| DATA FOR THIS TASK |
-- begin --
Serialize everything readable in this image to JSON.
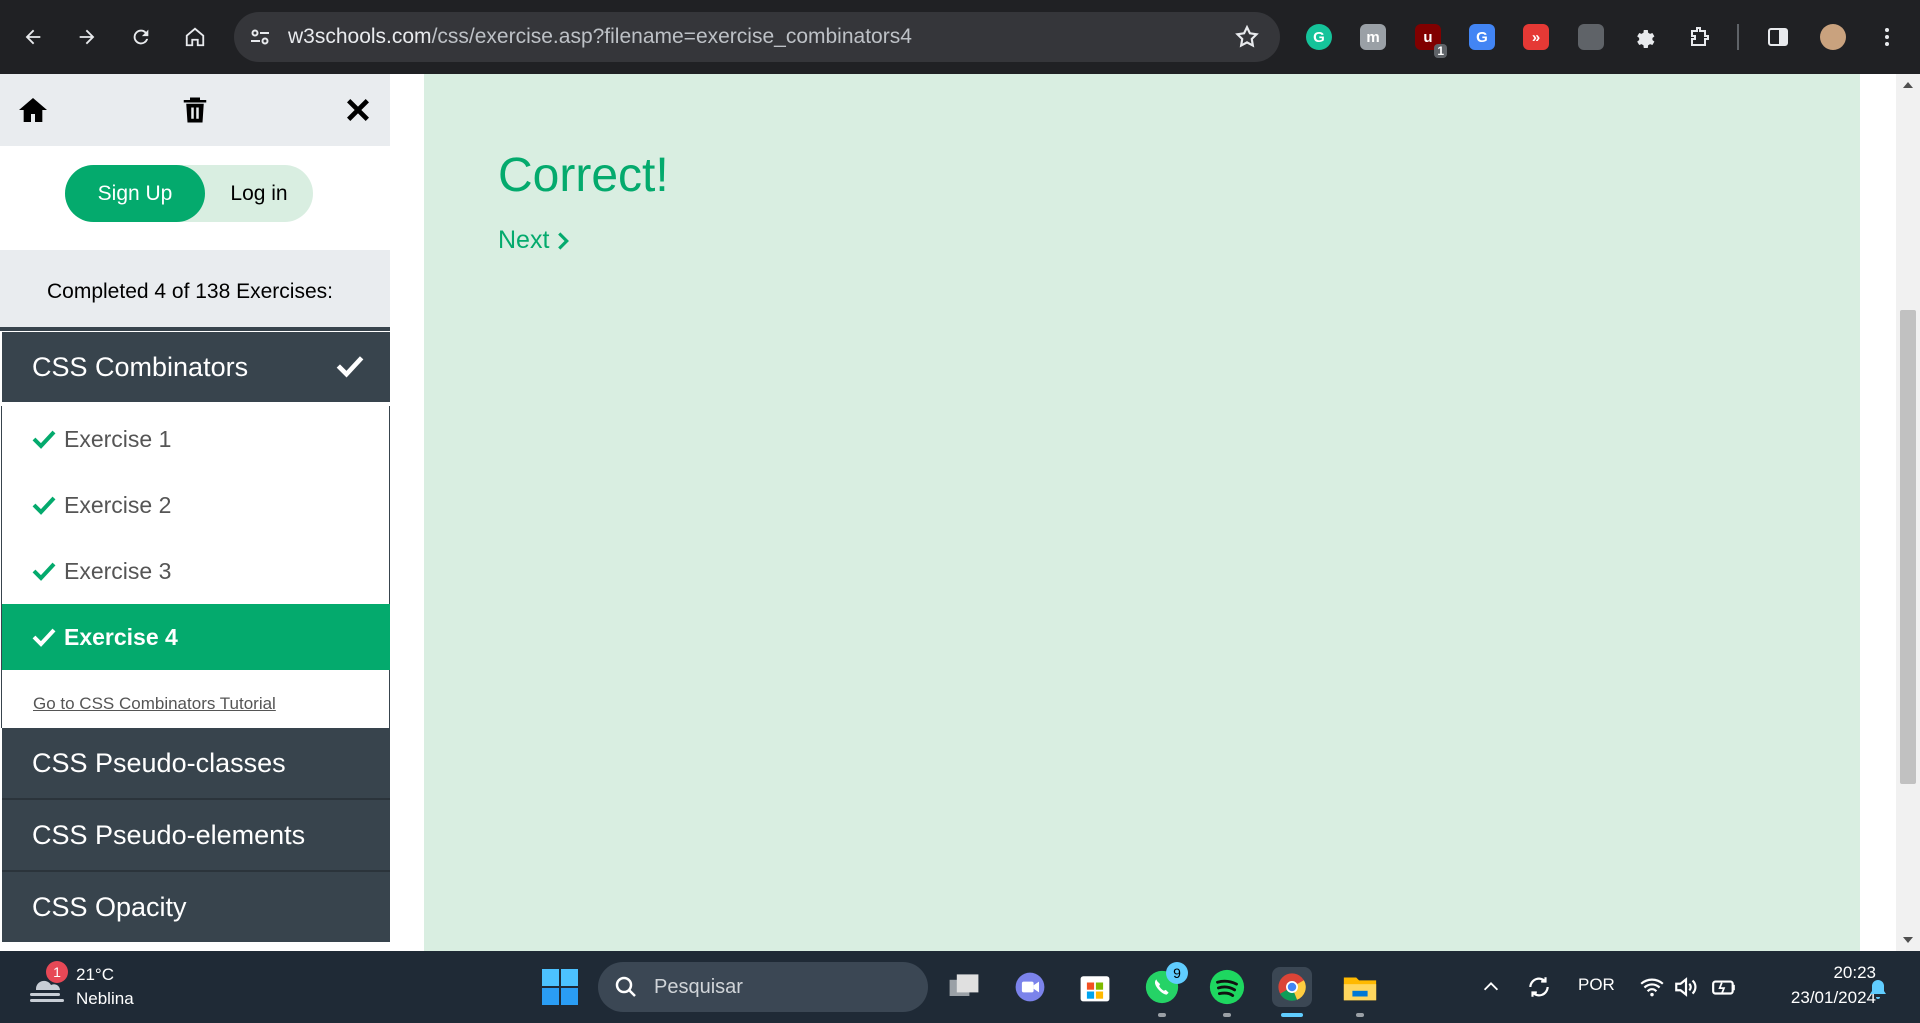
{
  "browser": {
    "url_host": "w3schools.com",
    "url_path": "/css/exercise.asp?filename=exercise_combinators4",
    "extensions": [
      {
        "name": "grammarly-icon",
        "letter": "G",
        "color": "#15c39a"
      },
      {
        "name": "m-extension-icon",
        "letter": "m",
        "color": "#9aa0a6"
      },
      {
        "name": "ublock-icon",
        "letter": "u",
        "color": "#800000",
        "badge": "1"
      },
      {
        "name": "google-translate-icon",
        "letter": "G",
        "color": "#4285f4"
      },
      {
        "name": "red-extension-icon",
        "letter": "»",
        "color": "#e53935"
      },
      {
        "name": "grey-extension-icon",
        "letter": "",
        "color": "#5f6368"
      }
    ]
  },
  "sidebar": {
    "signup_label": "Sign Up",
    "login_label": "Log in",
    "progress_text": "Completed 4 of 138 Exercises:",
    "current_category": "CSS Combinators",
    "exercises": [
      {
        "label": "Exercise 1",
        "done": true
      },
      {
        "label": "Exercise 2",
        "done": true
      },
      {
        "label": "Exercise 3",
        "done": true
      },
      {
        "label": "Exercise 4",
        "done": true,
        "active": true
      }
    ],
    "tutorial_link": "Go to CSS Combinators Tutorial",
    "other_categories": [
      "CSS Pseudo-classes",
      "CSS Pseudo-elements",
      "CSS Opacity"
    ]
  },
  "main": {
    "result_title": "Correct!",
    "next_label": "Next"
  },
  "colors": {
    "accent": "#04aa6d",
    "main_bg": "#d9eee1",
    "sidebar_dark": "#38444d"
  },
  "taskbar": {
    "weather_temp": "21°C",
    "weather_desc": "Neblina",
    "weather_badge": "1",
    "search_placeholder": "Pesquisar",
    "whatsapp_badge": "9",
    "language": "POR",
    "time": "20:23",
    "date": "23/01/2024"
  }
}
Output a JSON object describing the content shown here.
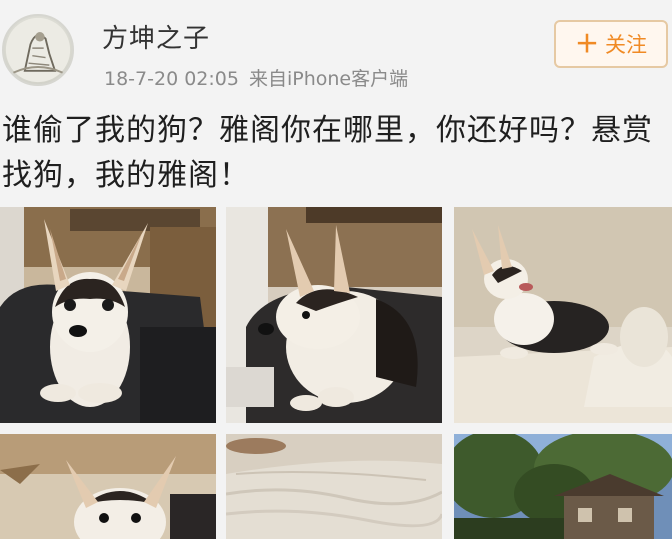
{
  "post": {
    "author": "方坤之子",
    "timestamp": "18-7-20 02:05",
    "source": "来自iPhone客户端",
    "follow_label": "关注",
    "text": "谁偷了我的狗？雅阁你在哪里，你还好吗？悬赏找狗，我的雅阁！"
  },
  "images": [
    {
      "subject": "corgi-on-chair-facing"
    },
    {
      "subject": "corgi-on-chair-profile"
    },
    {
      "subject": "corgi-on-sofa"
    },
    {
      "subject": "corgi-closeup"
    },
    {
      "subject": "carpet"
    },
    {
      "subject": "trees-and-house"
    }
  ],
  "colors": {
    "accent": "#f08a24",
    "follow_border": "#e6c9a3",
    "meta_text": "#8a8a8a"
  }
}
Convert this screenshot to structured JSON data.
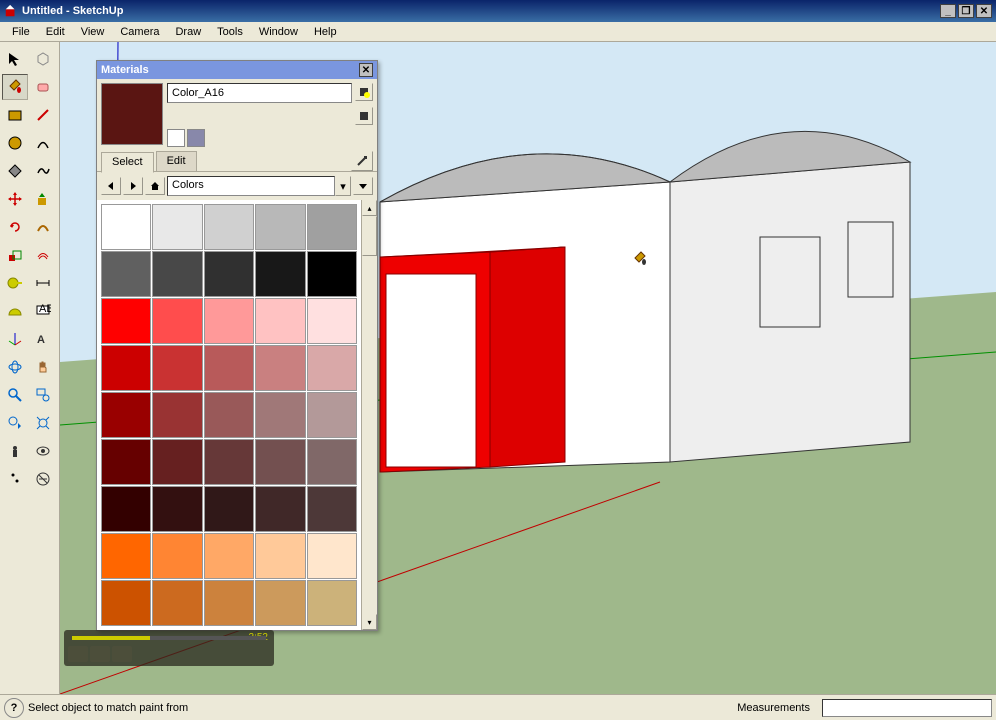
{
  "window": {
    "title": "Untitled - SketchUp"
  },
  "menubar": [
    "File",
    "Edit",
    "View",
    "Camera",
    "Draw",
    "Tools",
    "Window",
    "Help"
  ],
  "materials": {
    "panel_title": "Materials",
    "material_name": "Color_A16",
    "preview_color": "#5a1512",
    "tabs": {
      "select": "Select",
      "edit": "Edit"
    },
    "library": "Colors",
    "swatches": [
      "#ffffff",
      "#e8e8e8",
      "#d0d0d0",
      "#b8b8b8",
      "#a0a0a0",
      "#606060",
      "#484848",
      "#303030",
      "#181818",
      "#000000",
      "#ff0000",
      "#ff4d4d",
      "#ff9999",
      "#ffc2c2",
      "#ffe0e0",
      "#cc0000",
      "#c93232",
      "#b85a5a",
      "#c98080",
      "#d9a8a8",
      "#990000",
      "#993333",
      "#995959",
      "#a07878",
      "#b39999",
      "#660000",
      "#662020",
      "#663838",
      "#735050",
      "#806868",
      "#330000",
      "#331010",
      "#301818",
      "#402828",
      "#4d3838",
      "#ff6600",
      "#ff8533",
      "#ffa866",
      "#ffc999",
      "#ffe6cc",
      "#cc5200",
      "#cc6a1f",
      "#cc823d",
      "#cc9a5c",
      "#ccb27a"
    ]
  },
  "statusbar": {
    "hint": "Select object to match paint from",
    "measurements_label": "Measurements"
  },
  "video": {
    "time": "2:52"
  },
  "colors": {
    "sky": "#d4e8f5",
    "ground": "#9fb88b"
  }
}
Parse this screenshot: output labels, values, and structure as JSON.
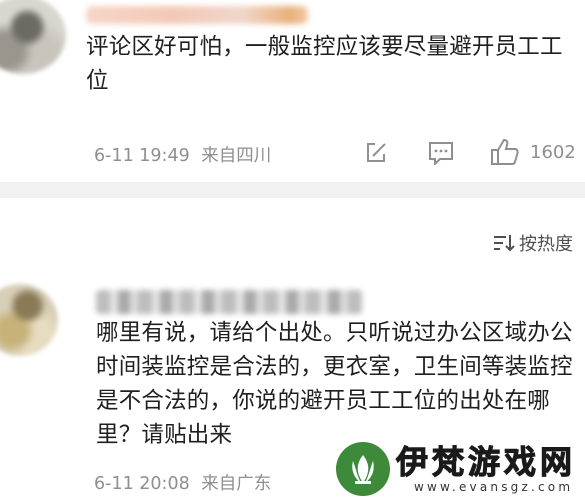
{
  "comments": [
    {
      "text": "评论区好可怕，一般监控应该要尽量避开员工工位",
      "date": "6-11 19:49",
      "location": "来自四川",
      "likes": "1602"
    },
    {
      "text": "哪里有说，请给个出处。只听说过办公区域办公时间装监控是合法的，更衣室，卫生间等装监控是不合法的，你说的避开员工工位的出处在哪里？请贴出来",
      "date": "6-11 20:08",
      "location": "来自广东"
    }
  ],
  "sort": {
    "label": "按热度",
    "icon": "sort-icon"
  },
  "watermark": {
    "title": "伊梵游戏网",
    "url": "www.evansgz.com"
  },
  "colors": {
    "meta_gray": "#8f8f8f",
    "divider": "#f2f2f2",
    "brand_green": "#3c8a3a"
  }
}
-- end --
Where a line holds the string "Pseudo", copy that line.

      "CSS Pseudo-classes",
      "CSS Pseudo-elements",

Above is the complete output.